▸ **Directions**:
Transcribe the listing in full, excluding any pictures.

_____

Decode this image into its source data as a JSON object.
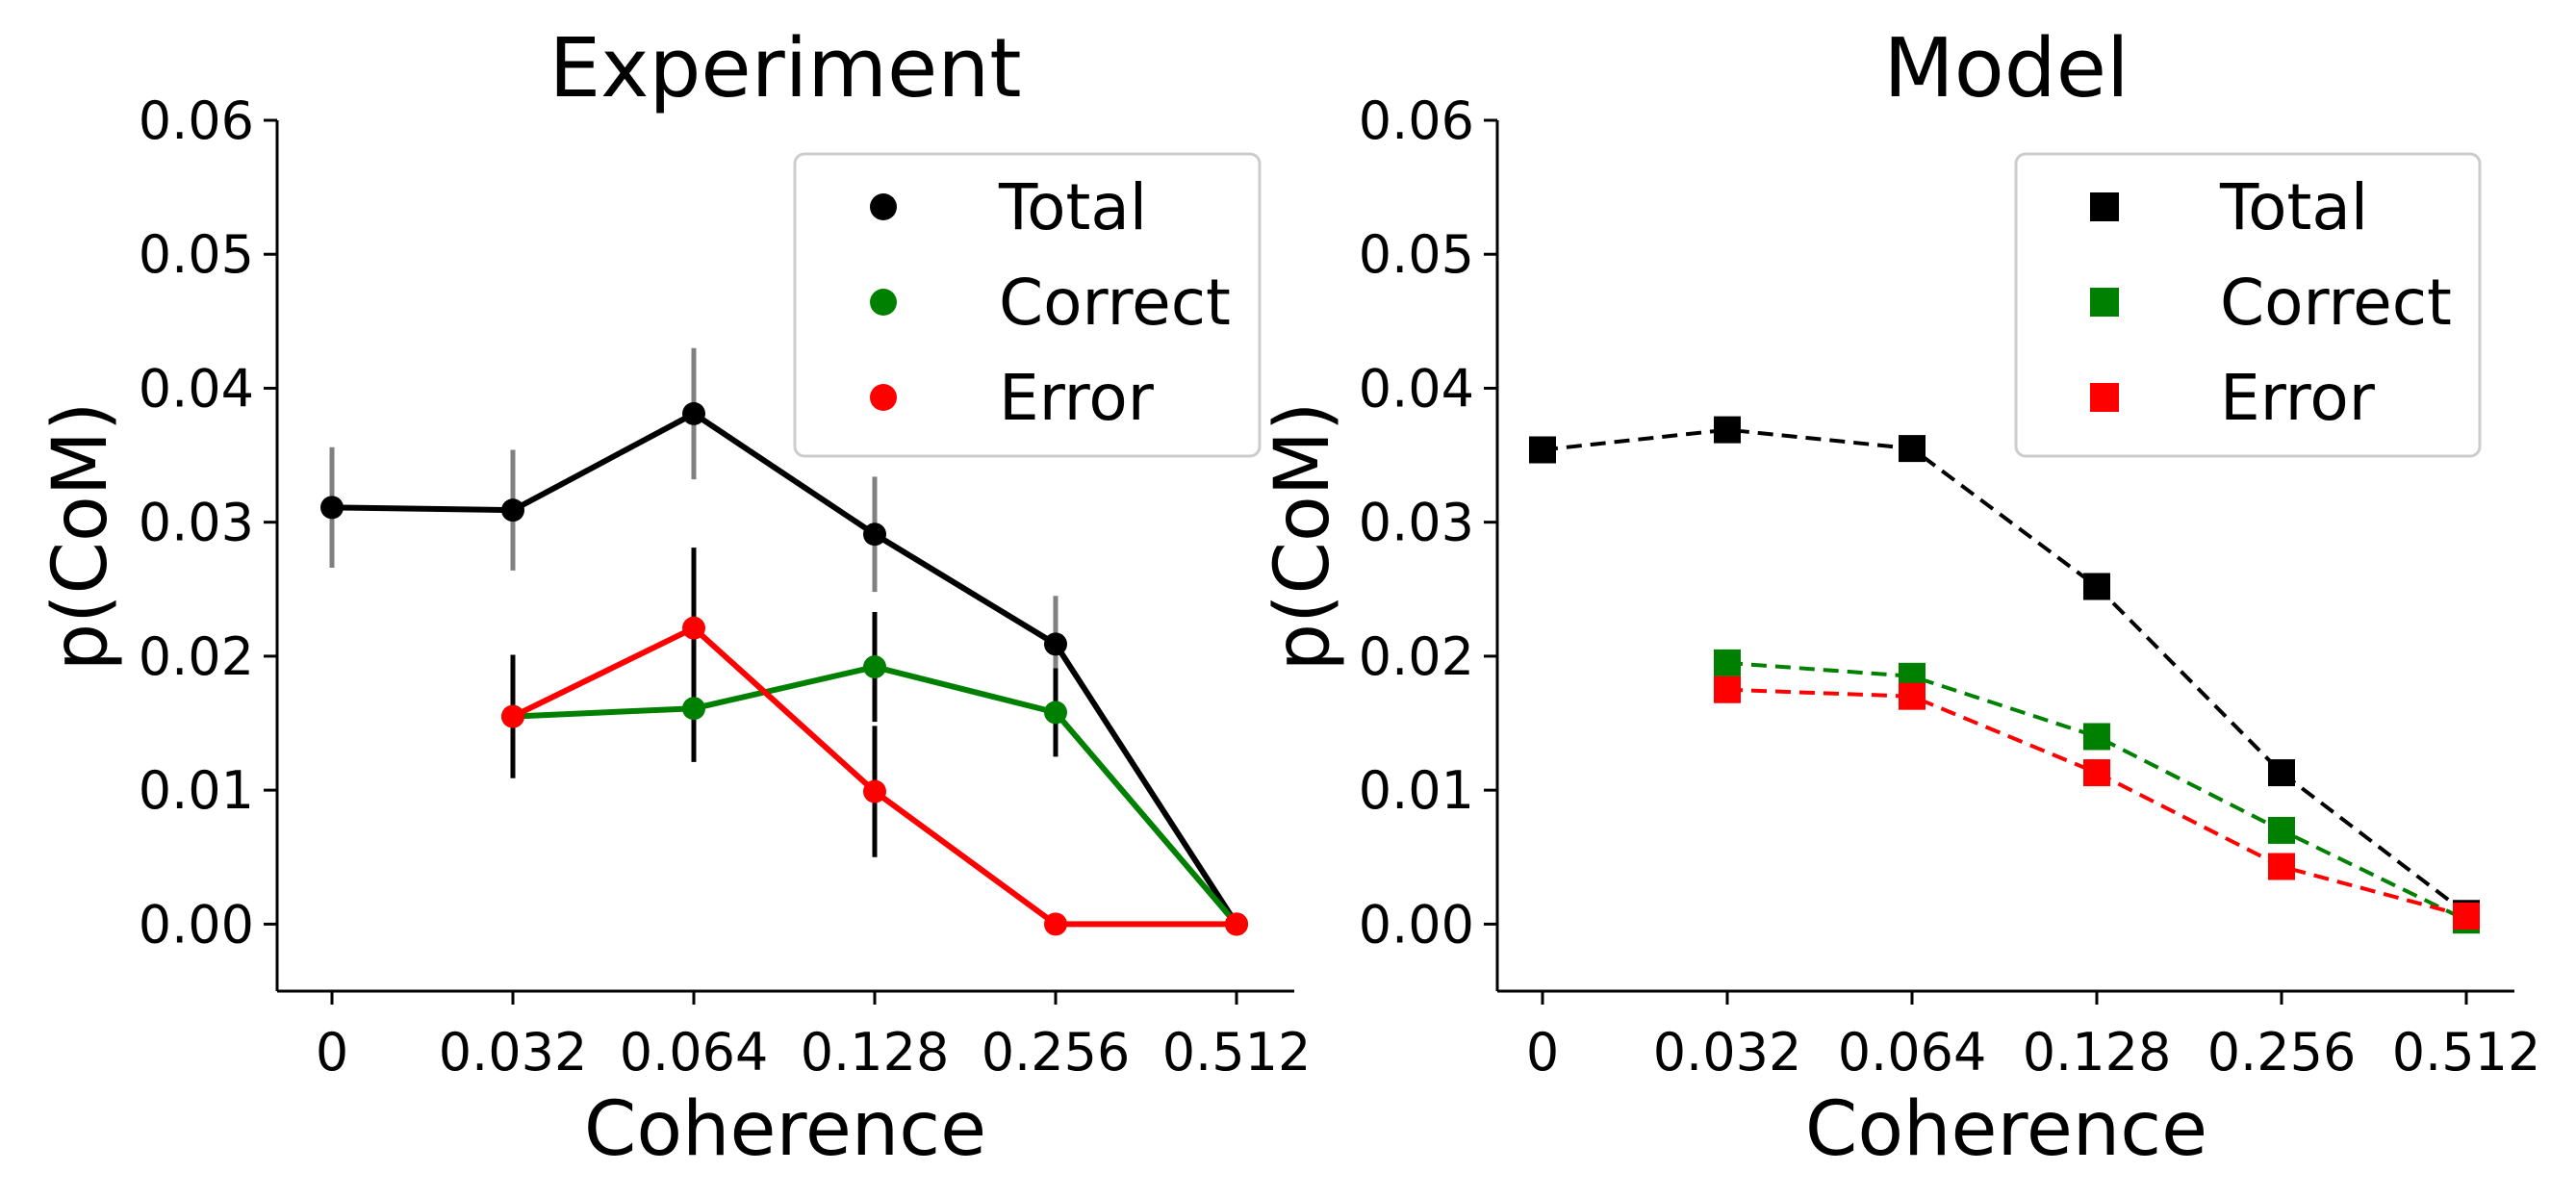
{
  "chart_data": [
    {
      "type": "line",
      "title": "Experiment",
      "xlabel": "Coherence",
      "ylabel": "p(CoM)",
      "categories": [
        "0",
        "0.032",
        "0.064",
        "0.128",
        "0.256",
        "0.512"
      ],
      "ylim": [
        -0.005,
        0.06
      ],
      "yticks": [
        "0.06",
        "0.05",
        "0.04",
        "0.03",
        "0.02",
        "0.01",
        "0.00"
      ],
      "marker": "circle",
      "linestyle": "solid",
      "legend_position": "top-right",
      "series": [
        {
          "name": "Total",
          "color": "#000000",
          "errcolor": "#808080",
          "values": [
            0.0311,
            0.0309,
            0.0381,
            0.0291,
            0.0209,
            0.0
          ],
          "errors": [
            0.0045,
            0.0045,
            0.0049,
            0.0043,
            0.0036,
            0.0
          ]
        },
        {
          "name": "Correct",
          "color": "#008000",
          "errcolor": "#000000",
          "values": [
            null,
            0.0155,
            0.0161,
            0.0192,
            0.0158,
            0.0
          ],
          "errors": [
            null,
            0.0046,
            0.004,
            0.0041,
            0.0033,
            0.0
          ]
        },
        {
          "name": "Error",
          "color": "#ff0000",
          "errcolor": "#000000",
          "values": [
            null,
            0.0155,
            0.0221,
            0.0099,
            0.0,
            0.0
          ],
          "errors": [
            null,
            0.0046,
            0.006,
            0.0049,
            0.0,
            0.0
          ]
        }
      ]
    },
    {
      "type": "line",
      "title": "Model",
      "xlabel": "Coherence",
      "ylabel": "p(CoM)",
      "categories": [
        "0",
        "0.032",
        "0.064",
        "0.128",
        "0.256",
        "0.512"
      ],
      "ylim": [
        -0.005,
        0.06
      ],
      "yticks": [
        "0.06",
        "0.05",
        "0.04",
        "0.03",
        "0.02",
        "0.01",
        "0.00"
      ],
      "marker": "square",
      "linestyle": "dashed",
      "legend_position": "top-right",
      "series": [
        {
          "name": "Total",
          "color": "#000000",
          "values": [
            0.0354,
            0.0369,
            0.0355,
            0.0252,
            0.0113,
            0.0008
          ]
        },
        {
          "name": "Correct",
          "color": "#008000",
          "values": [
            null,
            0.0195,
            0.0185,
            0.014,
            0.007,
            0.0003
          ]
        },
        {
          "name": "Error",
          "color": "#ff0000",
          "values": [
            null,
            0.0175,
            0.017,
            0.0113,
            0.0043,
            0.0006
          ]
        }
      ]
    }
  ]
}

_____

▸ **Task answer**:
Decode this image into its source data as a JSON object.
{
  "chart_data": [
    {
      "type": "line",
      "title": "Experiment",
      "xlabel": "Coherence",
      "ylabel": "p(CoM)",
      "categories": [
        "0",
        "0.032",
        "0.064",
        "0.128",
        "0.256",
        "0.512"
      ],
      "ylim": [
        -0.005,
        0.06
      ],
      "yticks": [
        "0.06",
        "0.05",
        "0.04",
        "0.03",
        "0.02",
        "0.01",
        "0.00"
      ],
      "marker": "circle",
      "linestyle": "solid",
      "legend_position": "top-right",
      "series": [
        {
          "name": "Total",
          "color": "#000000",
          "errcolor": "#808080",
          "values": [
            0.0311,
            0.0309,
            0.0381,
            0.0291,
            0.0209,
            0.0
          ],
          "errors": [
            0.0045,
            0.0045,
            0.0049,
            0.0043,
            0.0036,
            0.0
          ]
        },
        {
          "name": "Correct",
          "color": "#008000",
          "errcolor": "#000000",
          "values": [
            null,
            0.0155,
            0.0161,
            0.0192,
            0.0158,
            0.0
          ],
          "errors": [
            null,
            0.0046,
            0.004,
            0.0041,
            0.0033,
            0.0
          ]
        },
        {
          "name": "Error",
          "color": "#ff0000",
          "errcolor": "#000000",
          "values": [
            null,
            0.0155,
            0.0221,
            0.0099,
            0.0,
            0.0
          ],
          "errors": [
            null,
            0.0046,
            0.006,
            0.0049,
            0.0,
            0.0
          ]
        }
      ]
    },
    {
      "type": "line",
      "title": "Model",
      "xlabel": "Coherence",
      "ylabel": "p(CoM)",
      "categories": [
        "0",
        "0.032",
        "0.064",
        "0.128",
        "0.256",
        "0.512"
      ],
      "ylim": [
        -0.005,
        0.06
      ],
      "yticks": [
        "0.06",
        "0.05",
        "0.04",
        "0.03",
        "0.02",
        "0.01",
        "0.00"
      ],
      "marker": "square",
      "linestyle": "dashed",
      "legend_position": "top-right",
      "series": [
        {
          "name": "Total",
          "color": "#000000",
          "values": [
            0.0354,
            0.0369,
            0.0355,
            0.0252,
            0.0113,
            0.0008
          ]
        },
        {
          "name": "Correct",
          "color": "#008000",
          "values": [
            null,
            0.0195,
            0.0185,
            0.014,
            0.007,
            0.0003
          ]
        },
        {
          "name": "Error",
          "color": "#ff0000",
          "values": [
            null,
            0.0175,
            0.017,
            0.0113,
            0.0043,
            0.0006
          ]
        }
      ]
    }
  ]
}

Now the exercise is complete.